_Short task:_
Which lines hold the word "Soundcard"? Copy each of them from the material.

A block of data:
# # # #

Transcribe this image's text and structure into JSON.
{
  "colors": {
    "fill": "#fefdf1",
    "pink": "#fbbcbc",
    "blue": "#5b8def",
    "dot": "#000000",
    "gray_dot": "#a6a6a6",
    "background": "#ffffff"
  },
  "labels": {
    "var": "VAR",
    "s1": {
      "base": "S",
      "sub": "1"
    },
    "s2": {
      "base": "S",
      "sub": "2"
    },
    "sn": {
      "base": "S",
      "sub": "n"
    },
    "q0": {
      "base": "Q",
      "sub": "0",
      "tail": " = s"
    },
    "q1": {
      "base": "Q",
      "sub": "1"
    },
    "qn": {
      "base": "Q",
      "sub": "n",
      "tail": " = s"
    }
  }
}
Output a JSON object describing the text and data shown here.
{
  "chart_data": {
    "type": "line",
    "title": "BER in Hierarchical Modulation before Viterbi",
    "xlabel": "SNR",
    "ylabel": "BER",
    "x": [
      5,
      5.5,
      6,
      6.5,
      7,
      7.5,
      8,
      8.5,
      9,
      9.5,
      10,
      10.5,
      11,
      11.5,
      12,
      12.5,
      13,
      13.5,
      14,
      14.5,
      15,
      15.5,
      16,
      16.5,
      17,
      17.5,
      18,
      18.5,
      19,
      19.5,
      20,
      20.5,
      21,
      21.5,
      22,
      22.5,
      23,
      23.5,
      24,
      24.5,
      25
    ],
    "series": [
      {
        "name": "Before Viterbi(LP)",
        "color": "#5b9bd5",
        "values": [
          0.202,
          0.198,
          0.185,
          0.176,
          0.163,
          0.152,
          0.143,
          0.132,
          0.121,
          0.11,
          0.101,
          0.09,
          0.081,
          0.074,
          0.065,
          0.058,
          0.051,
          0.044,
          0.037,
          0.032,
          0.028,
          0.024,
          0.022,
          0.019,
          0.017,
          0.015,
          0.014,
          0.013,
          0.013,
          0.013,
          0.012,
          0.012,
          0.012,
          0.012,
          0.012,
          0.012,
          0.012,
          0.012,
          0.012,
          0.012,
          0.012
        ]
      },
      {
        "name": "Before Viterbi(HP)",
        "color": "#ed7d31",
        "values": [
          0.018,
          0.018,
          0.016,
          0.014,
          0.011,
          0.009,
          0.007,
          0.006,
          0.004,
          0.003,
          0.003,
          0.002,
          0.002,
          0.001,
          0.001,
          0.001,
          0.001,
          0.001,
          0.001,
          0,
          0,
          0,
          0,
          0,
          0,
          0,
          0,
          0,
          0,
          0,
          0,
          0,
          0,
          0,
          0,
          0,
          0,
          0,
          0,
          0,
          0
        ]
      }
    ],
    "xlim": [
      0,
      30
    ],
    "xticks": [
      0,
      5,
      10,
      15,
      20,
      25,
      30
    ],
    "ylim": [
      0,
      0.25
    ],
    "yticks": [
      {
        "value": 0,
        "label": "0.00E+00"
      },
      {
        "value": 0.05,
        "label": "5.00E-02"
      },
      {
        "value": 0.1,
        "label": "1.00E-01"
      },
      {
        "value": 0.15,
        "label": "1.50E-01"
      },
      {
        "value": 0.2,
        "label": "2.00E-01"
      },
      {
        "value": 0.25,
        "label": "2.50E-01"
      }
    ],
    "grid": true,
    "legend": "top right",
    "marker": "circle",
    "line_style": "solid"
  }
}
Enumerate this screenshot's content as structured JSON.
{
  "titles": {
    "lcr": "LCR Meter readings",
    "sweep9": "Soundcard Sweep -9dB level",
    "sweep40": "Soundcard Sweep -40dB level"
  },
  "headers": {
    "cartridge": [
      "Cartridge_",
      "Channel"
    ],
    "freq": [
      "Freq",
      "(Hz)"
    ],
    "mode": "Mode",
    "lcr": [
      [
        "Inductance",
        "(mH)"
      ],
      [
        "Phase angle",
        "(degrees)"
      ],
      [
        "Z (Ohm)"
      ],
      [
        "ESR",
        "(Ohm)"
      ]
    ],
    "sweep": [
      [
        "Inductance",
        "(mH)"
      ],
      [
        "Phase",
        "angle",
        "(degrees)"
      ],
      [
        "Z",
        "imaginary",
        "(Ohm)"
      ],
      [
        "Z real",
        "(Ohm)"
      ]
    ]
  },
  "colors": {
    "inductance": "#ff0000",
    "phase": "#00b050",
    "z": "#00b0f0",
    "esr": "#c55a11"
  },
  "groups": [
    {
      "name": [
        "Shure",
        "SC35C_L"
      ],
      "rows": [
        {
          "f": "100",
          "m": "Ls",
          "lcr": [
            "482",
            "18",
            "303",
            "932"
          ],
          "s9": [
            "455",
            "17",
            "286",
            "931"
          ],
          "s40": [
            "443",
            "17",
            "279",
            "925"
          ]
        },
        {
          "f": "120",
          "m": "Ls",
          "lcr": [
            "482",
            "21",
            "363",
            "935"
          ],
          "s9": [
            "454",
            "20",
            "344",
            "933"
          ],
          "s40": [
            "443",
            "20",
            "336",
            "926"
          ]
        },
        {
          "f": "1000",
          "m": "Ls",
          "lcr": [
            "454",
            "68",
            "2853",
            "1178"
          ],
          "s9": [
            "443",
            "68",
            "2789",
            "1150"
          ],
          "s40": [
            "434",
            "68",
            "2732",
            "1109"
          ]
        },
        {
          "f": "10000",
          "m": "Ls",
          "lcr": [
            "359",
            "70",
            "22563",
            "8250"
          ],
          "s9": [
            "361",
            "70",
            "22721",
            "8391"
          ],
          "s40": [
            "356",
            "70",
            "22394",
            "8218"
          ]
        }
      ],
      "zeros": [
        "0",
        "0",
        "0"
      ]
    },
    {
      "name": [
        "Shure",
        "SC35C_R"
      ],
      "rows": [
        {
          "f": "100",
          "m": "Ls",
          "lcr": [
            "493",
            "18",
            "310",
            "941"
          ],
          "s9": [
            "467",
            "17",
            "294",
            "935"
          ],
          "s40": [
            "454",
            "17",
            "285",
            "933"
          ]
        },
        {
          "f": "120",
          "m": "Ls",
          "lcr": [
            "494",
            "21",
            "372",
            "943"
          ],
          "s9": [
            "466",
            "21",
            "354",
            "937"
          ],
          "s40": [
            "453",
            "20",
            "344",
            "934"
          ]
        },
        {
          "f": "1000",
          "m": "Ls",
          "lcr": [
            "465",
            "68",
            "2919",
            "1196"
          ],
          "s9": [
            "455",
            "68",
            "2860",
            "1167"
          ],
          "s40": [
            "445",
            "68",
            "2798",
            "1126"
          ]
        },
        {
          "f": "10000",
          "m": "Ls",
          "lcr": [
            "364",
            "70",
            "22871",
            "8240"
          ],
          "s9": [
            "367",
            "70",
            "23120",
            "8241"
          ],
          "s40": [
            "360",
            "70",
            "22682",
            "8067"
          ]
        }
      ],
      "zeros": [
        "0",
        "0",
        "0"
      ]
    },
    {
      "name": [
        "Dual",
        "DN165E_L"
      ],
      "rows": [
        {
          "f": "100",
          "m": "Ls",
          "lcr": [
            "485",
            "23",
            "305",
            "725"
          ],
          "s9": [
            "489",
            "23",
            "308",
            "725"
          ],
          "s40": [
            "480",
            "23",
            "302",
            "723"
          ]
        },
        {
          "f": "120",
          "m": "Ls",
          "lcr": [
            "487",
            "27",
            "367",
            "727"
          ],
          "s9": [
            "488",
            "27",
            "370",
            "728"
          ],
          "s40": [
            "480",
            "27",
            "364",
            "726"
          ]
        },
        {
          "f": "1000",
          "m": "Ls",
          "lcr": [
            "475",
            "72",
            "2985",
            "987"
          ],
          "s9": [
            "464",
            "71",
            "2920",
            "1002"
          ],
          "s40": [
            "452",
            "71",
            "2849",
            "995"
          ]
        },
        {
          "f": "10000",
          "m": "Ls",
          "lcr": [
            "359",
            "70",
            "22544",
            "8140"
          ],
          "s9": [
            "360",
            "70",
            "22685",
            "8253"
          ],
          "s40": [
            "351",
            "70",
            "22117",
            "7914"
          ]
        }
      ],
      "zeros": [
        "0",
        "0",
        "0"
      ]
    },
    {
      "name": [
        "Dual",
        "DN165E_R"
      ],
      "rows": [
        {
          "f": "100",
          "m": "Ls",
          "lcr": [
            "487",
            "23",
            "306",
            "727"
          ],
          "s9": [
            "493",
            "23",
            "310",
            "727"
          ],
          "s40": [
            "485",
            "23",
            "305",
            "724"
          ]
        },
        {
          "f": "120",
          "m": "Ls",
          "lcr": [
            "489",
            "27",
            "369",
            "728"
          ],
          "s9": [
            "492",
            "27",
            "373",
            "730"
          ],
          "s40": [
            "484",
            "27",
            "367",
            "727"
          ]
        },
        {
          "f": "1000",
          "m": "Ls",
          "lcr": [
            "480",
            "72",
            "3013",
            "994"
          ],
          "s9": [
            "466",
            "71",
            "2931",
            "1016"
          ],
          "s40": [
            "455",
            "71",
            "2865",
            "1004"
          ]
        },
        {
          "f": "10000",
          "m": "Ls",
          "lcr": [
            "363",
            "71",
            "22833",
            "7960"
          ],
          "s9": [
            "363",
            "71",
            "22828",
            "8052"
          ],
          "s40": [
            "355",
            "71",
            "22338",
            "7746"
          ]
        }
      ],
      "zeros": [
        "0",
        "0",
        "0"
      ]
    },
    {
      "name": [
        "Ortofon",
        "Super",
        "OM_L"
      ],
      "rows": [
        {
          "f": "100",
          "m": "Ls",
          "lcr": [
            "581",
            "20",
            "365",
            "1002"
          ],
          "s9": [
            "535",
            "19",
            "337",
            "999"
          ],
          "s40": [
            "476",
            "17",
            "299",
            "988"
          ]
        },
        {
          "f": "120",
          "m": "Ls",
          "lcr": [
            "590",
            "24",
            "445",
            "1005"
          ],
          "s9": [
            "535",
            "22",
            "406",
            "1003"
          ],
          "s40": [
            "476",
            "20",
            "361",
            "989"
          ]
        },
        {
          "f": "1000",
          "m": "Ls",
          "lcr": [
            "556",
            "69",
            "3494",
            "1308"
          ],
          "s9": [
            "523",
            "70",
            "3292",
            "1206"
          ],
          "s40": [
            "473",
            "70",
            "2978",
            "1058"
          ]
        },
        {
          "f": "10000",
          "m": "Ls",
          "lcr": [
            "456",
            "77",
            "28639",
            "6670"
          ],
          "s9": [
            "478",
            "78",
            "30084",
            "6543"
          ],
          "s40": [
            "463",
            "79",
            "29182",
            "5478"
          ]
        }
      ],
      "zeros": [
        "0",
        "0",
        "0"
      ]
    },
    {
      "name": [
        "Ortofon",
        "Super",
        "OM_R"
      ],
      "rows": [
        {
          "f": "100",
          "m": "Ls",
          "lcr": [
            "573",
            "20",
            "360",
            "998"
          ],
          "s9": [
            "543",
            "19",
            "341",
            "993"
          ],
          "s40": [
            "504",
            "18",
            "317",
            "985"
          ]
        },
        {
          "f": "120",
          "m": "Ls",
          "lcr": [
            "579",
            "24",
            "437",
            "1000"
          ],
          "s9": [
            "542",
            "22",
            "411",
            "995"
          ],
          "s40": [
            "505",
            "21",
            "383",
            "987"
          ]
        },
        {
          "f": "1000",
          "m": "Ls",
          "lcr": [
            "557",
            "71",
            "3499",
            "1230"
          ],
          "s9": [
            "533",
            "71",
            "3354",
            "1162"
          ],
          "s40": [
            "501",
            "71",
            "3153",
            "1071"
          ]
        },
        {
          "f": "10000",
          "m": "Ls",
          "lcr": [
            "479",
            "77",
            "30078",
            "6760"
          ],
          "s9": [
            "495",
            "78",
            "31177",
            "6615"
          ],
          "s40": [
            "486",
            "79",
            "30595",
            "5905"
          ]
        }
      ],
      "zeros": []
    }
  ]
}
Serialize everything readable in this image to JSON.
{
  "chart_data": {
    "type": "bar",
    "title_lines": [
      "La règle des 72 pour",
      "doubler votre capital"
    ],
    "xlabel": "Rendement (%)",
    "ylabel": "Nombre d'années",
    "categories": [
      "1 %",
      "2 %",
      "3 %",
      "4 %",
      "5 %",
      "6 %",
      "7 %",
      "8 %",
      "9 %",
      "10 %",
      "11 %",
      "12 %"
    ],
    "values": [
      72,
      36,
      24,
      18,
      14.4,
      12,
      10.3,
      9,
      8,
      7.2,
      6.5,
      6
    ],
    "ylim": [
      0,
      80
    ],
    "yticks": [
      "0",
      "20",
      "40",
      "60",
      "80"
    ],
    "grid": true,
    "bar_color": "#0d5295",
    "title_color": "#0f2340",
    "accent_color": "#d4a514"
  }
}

# # # #

_Answer:_
    "sweep9": "Soundcard Sweep -9dB level",
    "sweep40": "Soundcard Sweep -40dB level"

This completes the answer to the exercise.